▸ Stated problem
Extract every entry word for word.

───── Records for the task ─────

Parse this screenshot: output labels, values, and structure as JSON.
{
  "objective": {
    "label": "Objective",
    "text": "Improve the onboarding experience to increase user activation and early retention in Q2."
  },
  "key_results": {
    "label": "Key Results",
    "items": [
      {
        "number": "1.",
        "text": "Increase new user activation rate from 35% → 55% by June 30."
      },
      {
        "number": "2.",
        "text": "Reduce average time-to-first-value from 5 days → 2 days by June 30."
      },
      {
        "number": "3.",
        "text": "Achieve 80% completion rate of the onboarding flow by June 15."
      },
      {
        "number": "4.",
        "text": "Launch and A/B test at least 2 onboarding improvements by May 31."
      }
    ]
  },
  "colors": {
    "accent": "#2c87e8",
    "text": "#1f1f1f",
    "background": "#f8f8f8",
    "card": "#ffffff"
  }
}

─────

▸ Complete answer
Parse this screenshot: output labels, values, and structure as JSON.
{
  "objective": {
    "label": "Objective",
    "text": "Improve the onboarding experience to increase user activation and early retention in Q2."
  },
  "key_results": {
    "label": "Key Results",
    "items": [
      {
        "number": "1.",
        "text": "Increase new user activation rate from 35% → 55% by June 30."
      },
      {
        "number": "2.",
        "text": "Reduce average time-to-first-value from 5 days → 2 days by June 30."
      },
      {
        "number": "3.",
        "text": "Achieve 80% completion rate of the onboarding flow by June 15."
      },
      {
        "number": "4.",
        "text": "Launch and A/B test at least 2 onboarding improvements by May 31."
      }
    ]
  },
  "colors": {
    "accent": "#2c87e8",
    "text": "#1f1f1f",
    "background": "#f8f8f8",
    "card": "#ffffff"
  }
}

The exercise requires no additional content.